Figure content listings
__________________________________________________
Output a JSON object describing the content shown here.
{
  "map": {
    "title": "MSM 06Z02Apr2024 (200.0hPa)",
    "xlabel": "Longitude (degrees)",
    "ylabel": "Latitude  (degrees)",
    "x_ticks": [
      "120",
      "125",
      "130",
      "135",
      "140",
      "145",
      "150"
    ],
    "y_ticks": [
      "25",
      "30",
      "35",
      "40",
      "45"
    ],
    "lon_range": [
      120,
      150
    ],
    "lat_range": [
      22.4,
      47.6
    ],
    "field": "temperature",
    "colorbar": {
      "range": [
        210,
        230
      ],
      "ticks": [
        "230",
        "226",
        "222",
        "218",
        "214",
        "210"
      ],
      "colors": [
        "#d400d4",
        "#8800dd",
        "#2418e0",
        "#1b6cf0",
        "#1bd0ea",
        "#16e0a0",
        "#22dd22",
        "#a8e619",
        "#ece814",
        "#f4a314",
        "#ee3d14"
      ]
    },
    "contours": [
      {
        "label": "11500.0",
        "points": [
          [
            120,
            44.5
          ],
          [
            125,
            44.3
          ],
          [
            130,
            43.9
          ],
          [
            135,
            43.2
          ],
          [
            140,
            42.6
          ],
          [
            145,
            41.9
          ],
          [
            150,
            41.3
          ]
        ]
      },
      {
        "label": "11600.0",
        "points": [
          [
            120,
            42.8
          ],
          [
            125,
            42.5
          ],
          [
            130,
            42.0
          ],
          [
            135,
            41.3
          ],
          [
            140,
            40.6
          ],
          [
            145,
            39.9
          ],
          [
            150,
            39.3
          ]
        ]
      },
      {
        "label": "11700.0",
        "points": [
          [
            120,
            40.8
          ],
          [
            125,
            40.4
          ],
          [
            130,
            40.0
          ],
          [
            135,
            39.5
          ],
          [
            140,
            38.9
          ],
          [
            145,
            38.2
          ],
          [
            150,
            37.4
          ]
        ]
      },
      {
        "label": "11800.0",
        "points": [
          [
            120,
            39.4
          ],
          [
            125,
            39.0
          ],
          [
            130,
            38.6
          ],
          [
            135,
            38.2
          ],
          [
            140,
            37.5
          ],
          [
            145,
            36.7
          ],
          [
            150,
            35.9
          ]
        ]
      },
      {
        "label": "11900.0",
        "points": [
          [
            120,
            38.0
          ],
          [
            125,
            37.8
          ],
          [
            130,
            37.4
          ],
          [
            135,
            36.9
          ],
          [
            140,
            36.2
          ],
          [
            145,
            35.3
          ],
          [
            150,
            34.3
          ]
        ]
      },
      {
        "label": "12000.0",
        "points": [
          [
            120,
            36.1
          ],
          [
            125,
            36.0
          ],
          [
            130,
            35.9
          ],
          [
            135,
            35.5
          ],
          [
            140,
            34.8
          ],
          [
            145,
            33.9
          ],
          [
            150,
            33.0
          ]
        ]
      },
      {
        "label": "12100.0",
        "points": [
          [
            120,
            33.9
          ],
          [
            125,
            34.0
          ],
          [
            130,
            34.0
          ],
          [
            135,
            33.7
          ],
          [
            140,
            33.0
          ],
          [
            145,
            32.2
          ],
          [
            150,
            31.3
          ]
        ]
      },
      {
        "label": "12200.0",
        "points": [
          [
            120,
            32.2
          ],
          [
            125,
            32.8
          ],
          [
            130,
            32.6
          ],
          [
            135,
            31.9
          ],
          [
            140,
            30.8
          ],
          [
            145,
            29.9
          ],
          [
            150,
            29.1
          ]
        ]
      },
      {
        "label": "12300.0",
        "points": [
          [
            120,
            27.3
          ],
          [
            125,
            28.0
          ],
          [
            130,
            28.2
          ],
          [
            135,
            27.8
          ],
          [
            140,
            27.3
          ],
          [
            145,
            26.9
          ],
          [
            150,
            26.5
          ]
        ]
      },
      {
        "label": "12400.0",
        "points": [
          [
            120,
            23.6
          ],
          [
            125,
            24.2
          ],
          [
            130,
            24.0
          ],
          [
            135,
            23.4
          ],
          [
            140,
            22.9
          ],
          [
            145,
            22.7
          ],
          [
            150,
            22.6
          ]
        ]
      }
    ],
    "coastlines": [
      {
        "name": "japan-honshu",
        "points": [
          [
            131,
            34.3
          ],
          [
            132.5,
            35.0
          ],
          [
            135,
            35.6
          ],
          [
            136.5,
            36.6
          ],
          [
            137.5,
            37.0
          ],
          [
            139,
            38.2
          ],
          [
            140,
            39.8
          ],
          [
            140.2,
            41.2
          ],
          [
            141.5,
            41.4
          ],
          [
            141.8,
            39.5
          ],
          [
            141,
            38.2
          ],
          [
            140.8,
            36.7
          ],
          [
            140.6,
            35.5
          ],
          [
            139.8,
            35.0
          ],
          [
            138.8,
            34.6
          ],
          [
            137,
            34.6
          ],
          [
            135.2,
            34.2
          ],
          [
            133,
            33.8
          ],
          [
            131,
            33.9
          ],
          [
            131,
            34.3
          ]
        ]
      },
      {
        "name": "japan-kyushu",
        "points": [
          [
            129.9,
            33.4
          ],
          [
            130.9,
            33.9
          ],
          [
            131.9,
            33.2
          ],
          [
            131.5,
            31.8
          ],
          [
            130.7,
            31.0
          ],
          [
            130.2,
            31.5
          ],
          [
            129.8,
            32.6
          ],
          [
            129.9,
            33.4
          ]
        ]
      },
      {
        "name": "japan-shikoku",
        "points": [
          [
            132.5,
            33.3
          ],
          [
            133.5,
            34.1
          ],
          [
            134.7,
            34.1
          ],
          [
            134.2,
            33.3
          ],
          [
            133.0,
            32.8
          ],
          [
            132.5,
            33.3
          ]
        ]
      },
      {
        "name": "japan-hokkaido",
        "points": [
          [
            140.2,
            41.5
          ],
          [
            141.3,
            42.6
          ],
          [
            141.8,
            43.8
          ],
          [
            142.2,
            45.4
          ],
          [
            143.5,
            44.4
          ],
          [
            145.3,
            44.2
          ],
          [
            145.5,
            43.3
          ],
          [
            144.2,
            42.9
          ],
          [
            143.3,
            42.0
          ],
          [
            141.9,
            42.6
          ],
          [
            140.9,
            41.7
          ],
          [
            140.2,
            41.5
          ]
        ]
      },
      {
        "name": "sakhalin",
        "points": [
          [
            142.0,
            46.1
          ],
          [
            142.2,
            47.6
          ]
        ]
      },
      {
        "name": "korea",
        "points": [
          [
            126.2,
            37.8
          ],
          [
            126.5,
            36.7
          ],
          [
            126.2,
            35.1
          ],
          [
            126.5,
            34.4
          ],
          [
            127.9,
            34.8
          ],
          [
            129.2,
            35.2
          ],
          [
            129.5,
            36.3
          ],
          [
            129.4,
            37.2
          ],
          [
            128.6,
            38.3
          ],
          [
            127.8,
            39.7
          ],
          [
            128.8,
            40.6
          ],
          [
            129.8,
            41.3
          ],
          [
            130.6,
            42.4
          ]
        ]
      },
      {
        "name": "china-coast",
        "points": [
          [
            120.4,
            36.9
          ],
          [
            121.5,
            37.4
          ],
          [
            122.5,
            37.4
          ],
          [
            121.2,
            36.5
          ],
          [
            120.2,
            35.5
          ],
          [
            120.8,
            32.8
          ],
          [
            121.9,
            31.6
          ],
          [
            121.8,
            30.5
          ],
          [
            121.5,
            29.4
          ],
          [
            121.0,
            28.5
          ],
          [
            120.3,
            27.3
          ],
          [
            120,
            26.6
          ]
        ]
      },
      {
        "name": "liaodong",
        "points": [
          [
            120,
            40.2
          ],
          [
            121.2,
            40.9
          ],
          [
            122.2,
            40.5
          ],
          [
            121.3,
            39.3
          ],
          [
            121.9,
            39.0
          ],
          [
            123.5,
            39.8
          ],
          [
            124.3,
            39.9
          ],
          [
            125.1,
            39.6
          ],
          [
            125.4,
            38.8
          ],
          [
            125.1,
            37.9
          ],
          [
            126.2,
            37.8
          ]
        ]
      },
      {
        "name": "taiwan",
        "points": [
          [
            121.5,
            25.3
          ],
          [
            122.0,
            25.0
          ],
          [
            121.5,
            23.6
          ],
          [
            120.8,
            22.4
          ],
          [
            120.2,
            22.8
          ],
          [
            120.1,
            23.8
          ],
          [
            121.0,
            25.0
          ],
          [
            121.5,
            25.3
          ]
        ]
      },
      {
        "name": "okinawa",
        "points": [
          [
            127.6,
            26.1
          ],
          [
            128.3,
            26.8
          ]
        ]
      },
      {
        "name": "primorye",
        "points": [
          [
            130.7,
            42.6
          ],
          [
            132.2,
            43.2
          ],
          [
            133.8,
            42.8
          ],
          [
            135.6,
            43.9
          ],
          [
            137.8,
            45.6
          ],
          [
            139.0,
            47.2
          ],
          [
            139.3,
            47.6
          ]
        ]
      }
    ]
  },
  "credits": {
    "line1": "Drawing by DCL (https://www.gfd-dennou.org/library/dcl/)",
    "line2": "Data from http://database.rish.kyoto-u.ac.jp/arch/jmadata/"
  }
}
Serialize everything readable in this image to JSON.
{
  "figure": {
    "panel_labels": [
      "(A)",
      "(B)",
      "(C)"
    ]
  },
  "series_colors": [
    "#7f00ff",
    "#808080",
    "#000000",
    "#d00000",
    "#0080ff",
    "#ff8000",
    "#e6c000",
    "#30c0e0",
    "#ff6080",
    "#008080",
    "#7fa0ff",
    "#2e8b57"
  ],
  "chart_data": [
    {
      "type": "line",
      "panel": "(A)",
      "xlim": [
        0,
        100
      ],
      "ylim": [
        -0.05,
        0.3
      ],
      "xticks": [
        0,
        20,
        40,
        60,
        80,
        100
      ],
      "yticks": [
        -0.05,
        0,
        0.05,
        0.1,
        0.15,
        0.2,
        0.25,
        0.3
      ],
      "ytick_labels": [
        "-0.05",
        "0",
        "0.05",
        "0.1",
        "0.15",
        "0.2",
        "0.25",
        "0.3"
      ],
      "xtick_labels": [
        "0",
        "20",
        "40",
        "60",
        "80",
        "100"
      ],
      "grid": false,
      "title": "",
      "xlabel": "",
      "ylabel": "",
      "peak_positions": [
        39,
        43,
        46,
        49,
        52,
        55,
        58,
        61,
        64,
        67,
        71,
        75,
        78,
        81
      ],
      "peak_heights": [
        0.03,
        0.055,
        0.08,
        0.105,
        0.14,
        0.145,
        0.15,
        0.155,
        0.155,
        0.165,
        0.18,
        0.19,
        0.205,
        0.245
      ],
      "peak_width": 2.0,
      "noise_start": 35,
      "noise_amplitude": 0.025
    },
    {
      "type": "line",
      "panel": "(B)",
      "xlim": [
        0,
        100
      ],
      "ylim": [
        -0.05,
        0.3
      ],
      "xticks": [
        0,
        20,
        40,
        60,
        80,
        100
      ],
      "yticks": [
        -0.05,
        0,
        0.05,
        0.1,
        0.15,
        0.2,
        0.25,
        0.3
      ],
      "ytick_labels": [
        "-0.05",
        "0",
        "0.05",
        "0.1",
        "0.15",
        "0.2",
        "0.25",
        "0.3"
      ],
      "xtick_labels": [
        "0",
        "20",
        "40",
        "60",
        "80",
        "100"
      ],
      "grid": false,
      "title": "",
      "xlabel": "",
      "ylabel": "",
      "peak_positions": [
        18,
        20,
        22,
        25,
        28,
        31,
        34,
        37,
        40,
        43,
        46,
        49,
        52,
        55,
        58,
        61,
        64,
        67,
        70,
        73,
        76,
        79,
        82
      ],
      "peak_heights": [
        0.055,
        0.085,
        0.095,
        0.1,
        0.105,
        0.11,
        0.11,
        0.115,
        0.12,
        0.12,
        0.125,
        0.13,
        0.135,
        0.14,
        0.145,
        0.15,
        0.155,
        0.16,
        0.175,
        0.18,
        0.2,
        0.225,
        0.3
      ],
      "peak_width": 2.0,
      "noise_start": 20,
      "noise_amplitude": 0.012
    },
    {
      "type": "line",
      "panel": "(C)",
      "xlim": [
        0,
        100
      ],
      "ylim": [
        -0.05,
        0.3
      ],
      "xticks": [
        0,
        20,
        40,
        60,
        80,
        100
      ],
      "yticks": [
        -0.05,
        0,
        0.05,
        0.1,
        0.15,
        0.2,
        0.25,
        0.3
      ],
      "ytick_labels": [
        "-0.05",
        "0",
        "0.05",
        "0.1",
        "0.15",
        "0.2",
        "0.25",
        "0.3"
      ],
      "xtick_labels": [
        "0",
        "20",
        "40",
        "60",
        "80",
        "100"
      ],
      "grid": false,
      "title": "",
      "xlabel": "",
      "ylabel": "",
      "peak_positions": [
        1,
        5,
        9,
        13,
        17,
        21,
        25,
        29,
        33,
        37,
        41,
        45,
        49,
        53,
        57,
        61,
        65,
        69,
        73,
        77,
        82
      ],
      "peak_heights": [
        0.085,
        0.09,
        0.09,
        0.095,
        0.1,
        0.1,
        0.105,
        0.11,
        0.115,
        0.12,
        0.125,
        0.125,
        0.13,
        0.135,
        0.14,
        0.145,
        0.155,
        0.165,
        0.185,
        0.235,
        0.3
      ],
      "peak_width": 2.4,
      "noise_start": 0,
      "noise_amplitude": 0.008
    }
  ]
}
__________________________________________________
■ **Request**: Scan the records above for the string "JSON", then select every line that holds it.

■ **Finished exercise**:
Output a JSON object describing the content shown here.
Serialize everything readable in this image to JSON.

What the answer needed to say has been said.